(Stored data)
____
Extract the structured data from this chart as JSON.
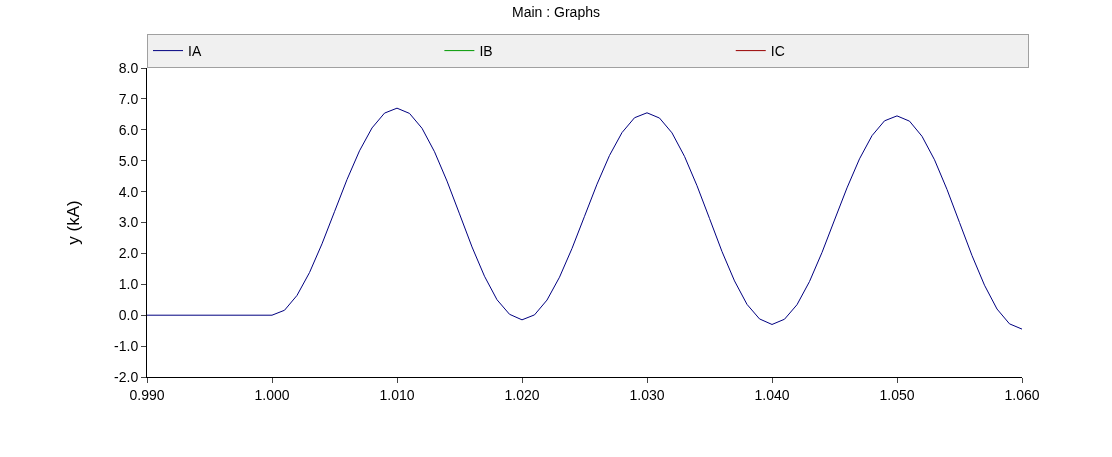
{
  "chart_data": {
    "type": "line",
    "title": "Main : Graphs",
    "ylabel": "y (kA)",
    "x": [
      0.99,
      1.0,
      1.001,
      1.002,
      1.003,
      1.004,
      1.005,
      1.006,
      1.007,
      1.008,
      1.009,
      1.01,
      1.011,
      1.012,
      1.013,
      1.014,
      1.015,
      1.016,
      1.017,
      1.018,
      1.019,
      1.02,
      1.021,
      1.022,
      1.023,
      1.024,
      1.025,
      1.026,
      1.027,
      1.028,
      1.029,
      1.03,
      1.031,
      1.032,
      1.033,
      1.034,
      1.035,
      1.036,
      1.037,
      1.038,
      1.039,
      1.04,
      1.041,
      1.042,
      1.043,
      1.044,
      1.045,
      1.046,
      1.047,
      1.048,
      1.049,
      1.05,
      1.051,
      1.052,
      1.053,
      1.054,
      1.055,
      1.056,
      1.057,
      1.058,
      1.059,
      1.06
    ],
    "series": [
      {
        "name": "IA",
        "color": "#000080",
        "values": [
          0,
          0,
          0.16,
          0.64,
          1.38,
          2.31,
          3.35,
          4.39,
          5.32,
          6.06,
          6.54,
          6.7,
          6.53,
          6.05,
          5.29,
          4.34,
          3.28,
          2.21,
          1.26,
          0.5,
          0.03,
          -0.15,
          0.01,
          0.49,
          1.23,
          2.16,
          3.2,
          4.24,
          5.17,
          5.91,
          6.39,
          6.55,
          6.38,
          5.9,
          5.14,
          4.19,
          3.13,
          2.06,
          1.11,
          0.35,
          -0.12,
          -0.3,
          -0.13,
          0.34,
          1.09,
          2.03,
          3.08,
          4.12,
          5.06,
          5.81,
          6.29,
          6.45,
          6.28,
          5.79,
          5.03,
          4.07,
          3.0,
          1.93,
          0.97,
          0.2,
          -0.28,
          -0.45
        ]
      },
      {
        "name": "IB",
        "color": "#009900",
        "values": [
          null,
          null,
          null,
          null,
          null,
          null,
          null,
          null,
          null,
          null,
          null,
          null,
          null,
          null,
          null,
          null,
          null,
          null,
          null,
          null,
          null,
          null,
          null,
          null,
          null,
          null,
          null,
          null,
          null,
          null,
          null,
          null,
          null,
          null,
          null,
          null,
          null,
          null,
          null,
          null,
          null,
          null,
          null,
          null,
          null,
          null,
          null,
          null,
          null,
          null,
          null,
          null,
          null,
          null,
          null,
          null,
          null,
          null,
          null,
          null,
          null,
          null
        ]
      },
      {
        "name": "IC",
        "color": "#990000",
        "values": [
          null,
          null,
          null,
          null,
          null,
          null,
          null,
          null,
          null,
          null,
          null,
          null,
          null,
          null,
          null,
          null,
          null,
          null,
          null,
          null,
          null,
          null,
          null,
          null,
          null,
          null,
          null,
          null,
          null,
          null,
          null,
          null,
          null,
          null,
          null,
          null,
          null,
          null,
          null,
          null,
          null,
          null,
          null,
          null,
          null,
          null,
          null,
          null,
          null,
          null,
          null,
          null,
          null,
          null,
          null,
          null,
          null,
          null,
          null,
          null,
          null,
          null
        ]
      }
    ],
    "xlim": [
      0.99,
      1.06
    ],
    "xticks": [
      {
        "value": 0.99,
        "label": "0.990"
      },
      {
        "value": 1.0,
        "label": "1.000"
      },
      {
        "value": 1.01,
        "label": "1.010"
      },
      {
        "value": 1.02,
        "label": "1.020"
      },
      {
        "value": 1.03,
        "label": "1.030"
      },
      {
        "value": 1.04,
        "label": "1.040"
      },
      {
        "value": 1.05,
        "label": "1.050"
      },
      {
        "value": 1.06,
        "label": "1.060"
      }
    ],
    "ylim": [
      -2,
      8
    ],
    "yticks": [
      {
        "value": -2,
        "label": "-2.0"
      },
      {
        "value": -1,
        "label": "-1.0"
      },
      {
        "value": 0,
        "label": "0.0"
      },
      {
        "value": 1,
        "label": "1.0"
      },
      {
        "value": 2,
        "label": "2.0"
      },
      {
        "value": 3,
        "label": "3.0"
      },
      {
        "value": 4,
        "label": "4.0"
      },
      {
        "value": 5,
        "label": "5.0"
      },
      {
        "value": 6,
        "label": "6.0"
      },
      {
        "value": 7,
        "label": "7.0"
      },
      {
        "value": 8,
        "label": "8.0"
      }
    ],
    "legend": "top",
    "marker": "none",
    "line_style": "solid"
  }
}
____
## TASK OBJECTIVE
Print all the records again exactly; do not include any picture.

## TASK SOLUTION
Extract the structured data from this chart as JSON.
{
  "chart_data": {
    "type": "line",
    "title": "Main : Graphs",
    "ylabel": "y (kA)",
    "x": [
      0.99,
      1.0,
      1.001,
      1.002,
      1.003,
      1.004,
      1.005,
      1.006,
      1.007,
      1.008,
      1.009,
      1.01,
      1.011,
      1.012,
      1.013,
      1.014,
      1.015,
      1.016,
      1.017,
      1.018,
      1.019,
      1.02,
      1.021,
      1.022,
      1.023,
      1.024,
      1.025,
      1.026,
      1.027,
      1.028,
      1.029,
      1.03,
      1.031,
      1.032,
      1.033,
      1.034,
      1.035,
      1.036,
      1.037,
      1.038,
      1.039,
      1.04,
      1.041,
      1.042,
      1.043,
      1.044,
      1.045,
      1.046,
      1.047,
      1.048,
      1.049,
      1.05,
      1.051,
      1.052,
      1.053,
      1.054,
      1.055,
      1.056,
      1.057,
      1.058,
      1.059,
      1.06
    ],
    "series": [
      {
        "name": "IA",
        "color": "#000080",
        "values": [
          0,
          0,
          0.16,
          0.64,
          1.38,
          2.31,
          3.35,
          4.39,
          5.32,
          6.06,
          6.54,
          6.7,
          6.53,
          6.05,
          5.29,
          4.34,
          3.28,
          2.21,
          1.26,
          0.5,
          0.03,
          -0.15,
          0.01,
          0.49,
          1.23,
          2.16,
          3.2,
          4.24,
          5.17,
          5.91,
          6.39,
          6.55,
          6.38,
          5.9,
          5.14,
          4.19,
          3.13,
          2.06,
          1.11,
          0.35,
          -0.12,
          -0.3,
          -0.13,
          0.34,
          1.09,
          2.03,
          3.08,
          4.12,
          5.06,
          5.81,
          6.29,
          6.45,
          6.28,
          5.79,
          5.03,
          4.07,
          3.0,
          1.93,
          0.97,
          0.2,
          -0.28,
          -0.45
        ]
      },
      {
        "name": "IB",
        "color": "#009900",
        "values": [
          null,
          null,
          null,
          null,
          null,
          null,
          null,
          null,
          null,
          null,
          null,
          null,
          null,
          null,
          null,
          null,
          null,
          null,
          null,
          null,
          null,
          null,
          null,
          null,
          null,
          null,
          null,
          null,
          null,
          null,
          null,
          null,
          null,
          null,
          null,
          null,
          null,
          null,
          null,
          null,
          null,
          null,
          null,
          null,
          null,
          null,
          null,
          null,
          null,
          null,
          null,
          null,
          null,
          null,
          null,
          null,
          null,
          null,
          null,
          null,
          null,
          null
        ]
      },
      {
        "name": "IC",
        "color": "#990000",
        "values": [
          null,
          null,
          null,
          null,
          null,
          null,
          null,
          null,
          null,
          null,
          null,
          null,
          null,
          null,
          null,
          null,
          null,
          null,
          null,
          null,
          null,
          null,
          null,
          null,
          null,
          null,
          null,
          null,
          null,
          null,
          null,
          null,
          null,
          null,
          null,
          null,
          null,
          null,
          null,
          null,
          null,
          null,
          null,
          null,
          null,
          null,
          null,
          null,
          null,
          null,
          null,
          null,
          null,
          null,
          null,
          null,
          null,
          null,
          null,
          null,
          null,
          null
        ]
      }
    ],
    "xlim": [
      0.99,
      1.06
    ],
    "xticks": [
      {
        "value": 0.99,
        "label": "0.990"
      },
      {
        "value": 1.0,
        "label": "1.000"
      },
      {
        "value": 1.01,
        "label": "1.010"
      },
      {
        "value": 1.02,
        "label": "1.020"
      },
      {
        "value": 1.03,
        "label": "1.030"
      },
      {
        "value": 1.04,
        "label": "1.040"
      },
      {
        "value": 1.05,
        "label": "1.050"
      },
      {
        "value": 1.06,
        "label": "1.060"
      }
    ],
    "ylim": [
      -2,
      8
    ],
    "yticks": [
      {
        "value": -2,
        "label": "-2.0"
      },
      {
        "value": -1,
        "label": "-1.0"
      },
      {
        "value": 0,
        "label": "0.0"
      },
      {
        "value": 1,
        "label": "1.0"
      },
      {
        "value": 2,
        "label": "2.0"
      },
      {
        "value": 3,
        "label": "3.0"
      },
      {
        "value": 4,
        "label": "4.0"
      },
      {
        "value": 5,
        "label": "5.0"
      },
      {
        "value": 6,
        "label": "6.0"
      },
      {
        "value": 7,
        "label": "7.0"
      },
      {
        "value": 8,
        "label": "8.0"
      }
    ],
    "legend": "top",
    "marker": "none",
    "line_style": "solid"
  }
}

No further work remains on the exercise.